Stored data
——————
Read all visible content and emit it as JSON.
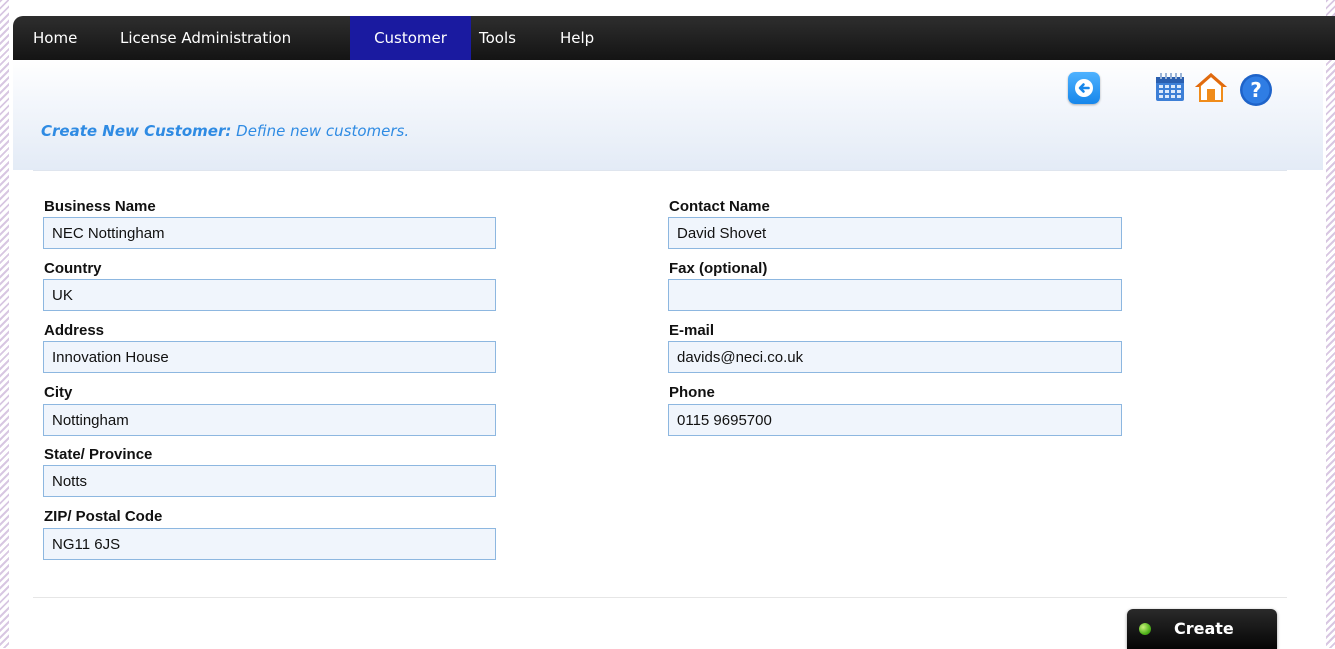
{
  "nav": {
    "items": [
      {
        "label": "Home"
      },
      {
        "label": "License Administration"
      },
      {
        "label": "Customer"
      },
      {
        "label": "Tools"
      },
      {
        "label": "Help"
      }
    ],
    "active": "Customer"
  },
  "header": {
    "title_bold": "Create New Customer:",
    "title_desc": "Define new customers.",
    "icons": [
      "back-arrow-icon",
      "calendar-icon",
      "home-icon",
      "help-icon"
    ]
  },
  "form": {
    "business_name": {
      "label": "Business Name",
      "value": "NEC Nottingham"
    },
    "country": {
      "label": "Country",
      "value": "UK"
    },
    "address": {
      "label": "Address",
      "value": "Innovation House"
    },
    "city": {
      "label": "City",
      "value": "Nottingham"
    },
    "state": {
      "label": "State/ Province",
      "value": "Notts"
    },
    "zip": {
      "label": "ZIP/ Postal Code",
      "value": "NG11 6JS"
    },
    "contact_name": {
      "label": "Contact Name",
      "value": "David Shovet"
    },
    "fax": {
      "label": "Fax (optional)",
      "value": ""
    },
    "email": {
      "label": "E-mail",
      "value": "davids@neci.co.uk"
    },
    "phone": {
      "label": "Phone",
      "value": "0115 9695700"
    }
  },
  "actions": {
    "create_label": "Create"
  },
  "colors": {
    "accent": "#2f8be3",
    "active_nav": "#1a1aa0",
    "input_border": "#8db7e0"
  }
}
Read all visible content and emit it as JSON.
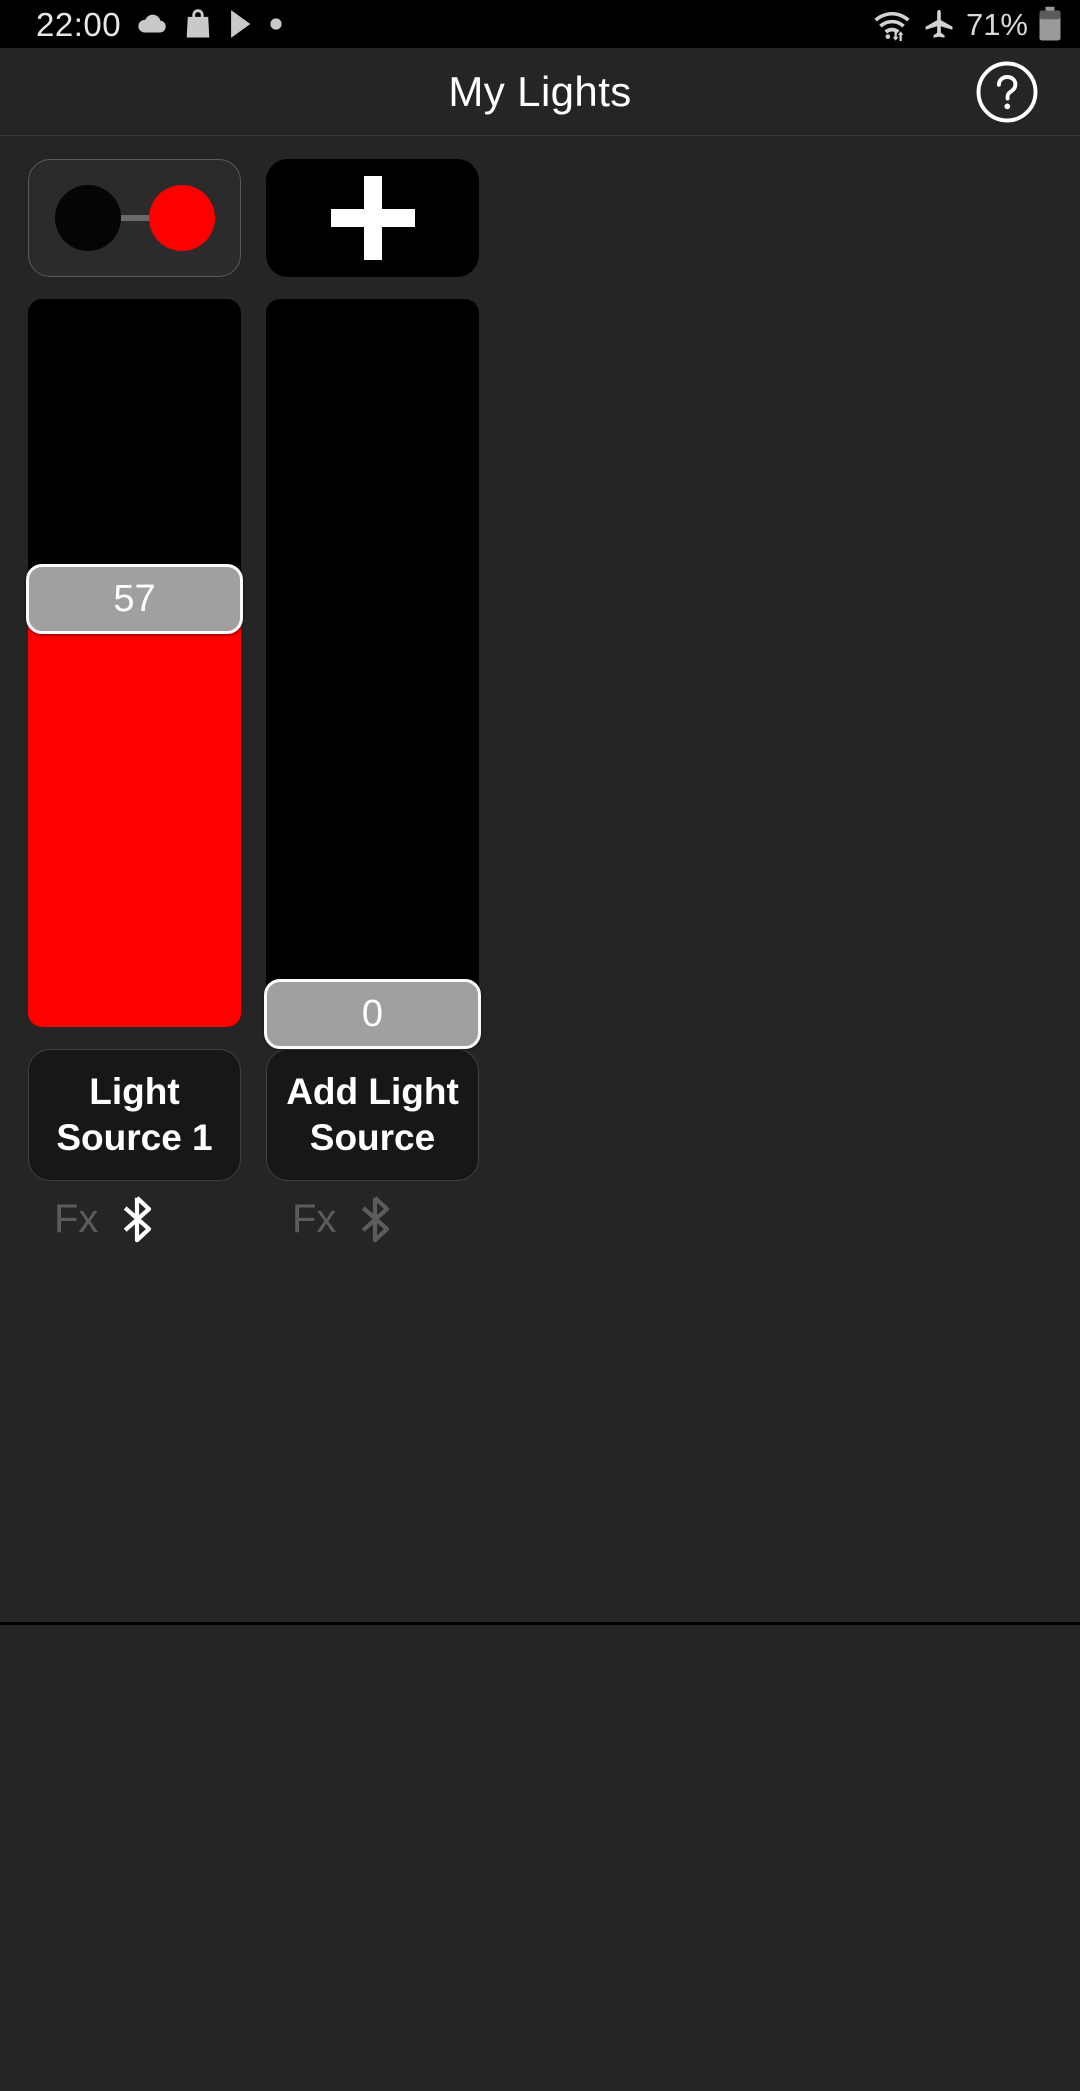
{
  "statusbar": {
    "time": "22:00",
    "battery_percent": "71%",
    "left_icons": [
      "cloud-icon",
      "shopping-bag-icon",
      "play-store-icon",
      "dot-icon"
    ],
    "right_icons": [
      "wifi-icon",
      "airplane-mode-icon",
      "battery-icon"
    ]
  },
  "header": {
    "title": "My Lights",
    "help_icon": "help-circle-icon"
  },
  "colors": {
    "accent_red": "#ff0000",
    "background": "#252525",
    "track": "#000000",
    "thumb": "#a0a0a0"
  },
  "light_sources": [
    {
      "control_type": "toggle",
      "toggle_off_label": "off-dot",
      "toggle_on_label": "on-dot",
      "toggle_state": "on",
      "slider_value": "57",
      "slider_percent": 57,
      "name_label": "Light Source 1",
      "fx_label": "Fx",
      "fx_enabled": false,
      "bluetooth_icon": "bluetooth-icon",
      "bluetooth_connected": true
    },
    {
      "control_type": "add",
      "add_icon": "plus-icon",
      "slider_value": "0",
      "slider_percent": 0,
      "name_label": "Add Light Source",
      "fx_label": "Fx",
      "fx_enabled": false,
      "bluetooth_icon": "bluetooth-icon",
      "bluetooth_connected": false
    }
  ]
}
——————
(Exercise prompt): Repeat all the records above exactly, leaving out any pictures.

(Finished task):
Read all visible content and emit it as JSON.
{
  "nav": {
    "items": [
      {
        "label": "Home"
      },
      {
        "label": "License Administration"
      },
      {
        "label": "Customer"
      },
      {
        "label": "Tools"
      },
      {
        "label": "Help"
      }
    ],
    "active": "Customer"
  },
  "header": {
    "title_bold": "Create New Customer:",
    "title_desc": "Define new customers.",
    "icons": [
      "back-arrow-icon",
      "calendar-icon",
      "home-icon",
      "help-icon"
    ]
  },
  "form": {
    "business_name": {
      "label": "Business Name",
      "value": "NEC Nottingham"
    },
    "country": {
      "label": "Country",
      "value": "UK"
    },
    "address": {
      "label": "Address",
      "value": "Innovation House"
    },
    "city": {
      "label": "City",
      "value": "Nottingham"
    },
    "state": {
      "label": "State/ Province",
      "value": "Notts"
    },
    "zip": {
      "label": "ZIP/ Postal Code",
      "value": "NG11 6JS"
    },
    "contact_name": {
      "label": "Contact Name",
      "value": "David Shovet"
    },
    "fax": {
      "label": "Fax (optional)",
      "value": ""
    },
    "email": {
      "label": "E-mail",
      "value": "davids@neci.co.uk"
    },
    "phone": {
      "label": "Phone",
      "value": "0115 9695700"
    }
  },
  "actions": {
    "create_label": "Create"
  },
  "colors": {
    "accent": "#2f8be3",
    "active_nav": "#1a1aa0",
    "input_border": "#8db7e0"
  }
}
Read all visible content and emit it as JSON.
{
  "statusbar": {
    "time": "22:00",
    "battery_percent": "71%",
    "left_icons": [
      "cloud-icon",
      "shopping-bag-icon",
      "play-store-icon",
      "dot-icon"
    ],
    "right_icons": [
      "wifi-icon",
      "airplane-mode-icon",
      "battery-icon"
    ]
  },
  "header": {
    "title": "My Lights",
    "help_icon": "help-circle-icon"
  },
  "colors": {
    "accent_red": "#ff0000",
    "background": "#252525",
    "track": "#000000",
    "thumb": "#a0a0a0"
  },
  "light_sources": [
    {
      "control_type": "toggle",
      "toggle_off_label": "off-dot",
      "toggle_on_label": "on-dot",
      "toggle_state": "on",
      "slider_value": "57",
      "slider_percent": 57,
      "name_label": "Light Source 1",
      "fx_label": "Fx",
      "fx_enabled": false,
      "bluetooth_icon": "bluetooth-icon",
      "bluetooth_connected": true
    },
    {
      "control_type": "add",
      "add_icon": "plus-icon",
      "slider_value": "0",
      "slider_percent": 0,
      "name_label": "Add Light Source",
      "fx_label": "Fx",
      "fx_enabled": false,
      "bluetooth_icon": "bluetooth-icon",
      "bluetooth_connected": false
    }
  ]
}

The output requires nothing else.